(Data records)
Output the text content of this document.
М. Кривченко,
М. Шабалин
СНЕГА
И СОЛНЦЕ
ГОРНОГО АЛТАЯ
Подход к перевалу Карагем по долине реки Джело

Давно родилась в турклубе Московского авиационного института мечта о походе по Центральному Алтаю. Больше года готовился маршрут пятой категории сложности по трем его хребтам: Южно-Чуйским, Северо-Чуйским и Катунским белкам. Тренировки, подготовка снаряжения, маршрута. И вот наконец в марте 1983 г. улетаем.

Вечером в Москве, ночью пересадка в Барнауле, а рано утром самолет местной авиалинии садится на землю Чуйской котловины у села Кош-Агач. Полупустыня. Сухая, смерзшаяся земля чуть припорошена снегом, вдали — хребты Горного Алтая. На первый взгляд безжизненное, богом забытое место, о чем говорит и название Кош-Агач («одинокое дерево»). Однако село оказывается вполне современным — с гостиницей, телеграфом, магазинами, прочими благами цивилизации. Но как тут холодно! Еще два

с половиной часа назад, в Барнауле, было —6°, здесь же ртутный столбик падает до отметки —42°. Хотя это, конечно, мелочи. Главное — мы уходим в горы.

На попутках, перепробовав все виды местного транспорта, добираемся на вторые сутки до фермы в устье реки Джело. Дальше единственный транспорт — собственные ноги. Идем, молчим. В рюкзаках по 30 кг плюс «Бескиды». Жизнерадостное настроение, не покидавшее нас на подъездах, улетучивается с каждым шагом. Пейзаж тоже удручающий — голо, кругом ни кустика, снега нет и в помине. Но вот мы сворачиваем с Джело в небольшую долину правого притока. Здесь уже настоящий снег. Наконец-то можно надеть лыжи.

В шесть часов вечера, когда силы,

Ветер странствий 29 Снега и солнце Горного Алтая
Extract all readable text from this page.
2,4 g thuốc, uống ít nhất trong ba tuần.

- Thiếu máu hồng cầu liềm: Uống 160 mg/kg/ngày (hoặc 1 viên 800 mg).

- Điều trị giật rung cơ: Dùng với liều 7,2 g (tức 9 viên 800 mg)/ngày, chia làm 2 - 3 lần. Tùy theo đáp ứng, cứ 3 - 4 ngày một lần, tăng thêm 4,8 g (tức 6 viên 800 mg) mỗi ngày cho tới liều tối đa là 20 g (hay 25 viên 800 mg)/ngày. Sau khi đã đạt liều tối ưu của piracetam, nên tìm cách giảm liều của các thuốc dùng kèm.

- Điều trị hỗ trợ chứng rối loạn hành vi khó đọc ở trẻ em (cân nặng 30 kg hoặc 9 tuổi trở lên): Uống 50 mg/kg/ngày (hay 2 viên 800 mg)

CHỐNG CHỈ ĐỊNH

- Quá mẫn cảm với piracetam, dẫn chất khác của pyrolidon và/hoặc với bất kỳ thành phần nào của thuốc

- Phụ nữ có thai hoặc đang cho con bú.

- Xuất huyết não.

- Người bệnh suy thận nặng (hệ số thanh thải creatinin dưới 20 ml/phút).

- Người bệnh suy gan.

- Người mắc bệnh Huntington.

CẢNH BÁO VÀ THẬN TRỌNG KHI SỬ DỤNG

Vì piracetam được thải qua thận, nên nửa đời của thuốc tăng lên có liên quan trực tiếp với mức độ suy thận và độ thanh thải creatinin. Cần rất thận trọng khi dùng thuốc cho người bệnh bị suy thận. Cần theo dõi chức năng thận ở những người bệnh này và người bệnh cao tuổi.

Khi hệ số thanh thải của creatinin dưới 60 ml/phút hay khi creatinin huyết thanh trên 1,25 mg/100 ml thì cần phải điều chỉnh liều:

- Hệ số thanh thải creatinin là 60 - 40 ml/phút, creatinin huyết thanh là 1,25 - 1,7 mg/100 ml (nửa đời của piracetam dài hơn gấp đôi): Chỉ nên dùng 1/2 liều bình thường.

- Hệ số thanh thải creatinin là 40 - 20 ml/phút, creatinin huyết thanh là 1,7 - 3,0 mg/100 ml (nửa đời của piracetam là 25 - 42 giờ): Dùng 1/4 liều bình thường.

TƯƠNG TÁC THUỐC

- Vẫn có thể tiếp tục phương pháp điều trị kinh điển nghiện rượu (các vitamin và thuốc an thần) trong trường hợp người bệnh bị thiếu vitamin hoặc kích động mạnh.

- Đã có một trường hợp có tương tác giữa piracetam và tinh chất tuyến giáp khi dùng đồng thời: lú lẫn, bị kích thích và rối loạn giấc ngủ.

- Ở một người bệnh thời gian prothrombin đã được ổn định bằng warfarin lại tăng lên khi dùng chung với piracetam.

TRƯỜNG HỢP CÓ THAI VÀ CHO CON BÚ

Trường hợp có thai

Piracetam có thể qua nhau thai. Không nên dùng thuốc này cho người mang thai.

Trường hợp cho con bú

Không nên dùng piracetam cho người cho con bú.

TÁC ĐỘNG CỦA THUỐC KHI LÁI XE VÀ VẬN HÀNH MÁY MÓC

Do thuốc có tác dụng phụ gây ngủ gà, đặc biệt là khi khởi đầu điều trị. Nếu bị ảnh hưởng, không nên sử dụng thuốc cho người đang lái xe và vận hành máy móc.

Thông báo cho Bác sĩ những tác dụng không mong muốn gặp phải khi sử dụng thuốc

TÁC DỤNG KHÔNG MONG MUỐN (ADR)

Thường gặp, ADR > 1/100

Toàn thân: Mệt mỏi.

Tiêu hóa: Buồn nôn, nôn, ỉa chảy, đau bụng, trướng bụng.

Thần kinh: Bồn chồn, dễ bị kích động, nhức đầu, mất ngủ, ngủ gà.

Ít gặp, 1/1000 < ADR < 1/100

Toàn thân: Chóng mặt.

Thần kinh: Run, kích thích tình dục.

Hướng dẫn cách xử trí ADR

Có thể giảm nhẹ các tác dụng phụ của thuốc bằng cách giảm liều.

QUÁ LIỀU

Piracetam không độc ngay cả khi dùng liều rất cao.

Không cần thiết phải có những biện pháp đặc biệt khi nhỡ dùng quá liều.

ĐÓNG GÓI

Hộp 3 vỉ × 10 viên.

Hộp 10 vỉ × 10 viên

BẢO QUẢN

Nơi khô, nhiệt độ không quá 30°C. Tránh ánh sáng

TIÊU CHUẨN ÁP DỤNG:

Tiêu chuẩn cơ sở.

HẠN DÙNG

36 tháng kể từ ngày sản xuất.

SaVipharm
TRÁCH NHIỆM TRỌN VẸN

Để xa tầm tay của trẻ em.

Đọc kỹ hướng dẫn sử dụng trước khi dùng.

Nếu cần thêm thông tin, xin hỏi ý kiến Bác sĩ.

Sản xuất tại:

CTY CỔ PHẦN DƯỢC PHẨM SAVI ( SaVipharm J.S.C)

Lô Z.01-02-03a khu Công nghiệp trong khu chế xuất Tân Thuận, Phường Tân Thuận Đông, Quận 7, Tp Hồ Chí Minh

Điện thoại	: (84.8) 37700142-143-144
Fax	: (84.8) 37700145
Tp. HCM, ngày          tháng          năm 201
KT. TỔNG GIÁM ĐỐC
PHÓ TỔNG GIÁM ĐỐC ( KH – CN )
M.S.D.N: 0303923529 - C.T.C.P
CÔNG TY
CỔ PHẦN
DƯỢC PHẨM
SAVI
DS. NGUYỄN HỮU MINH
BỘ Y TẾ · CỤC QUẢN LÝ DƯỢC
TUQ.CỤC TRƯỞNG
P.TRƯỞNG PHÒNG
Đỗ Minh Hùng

— WHAT THE TASK REQUIRES —
Tally up the lines in the preceding listing that contain the string "giảm". Respond with the number and nothing else.

— FINISHED ANSWER —
2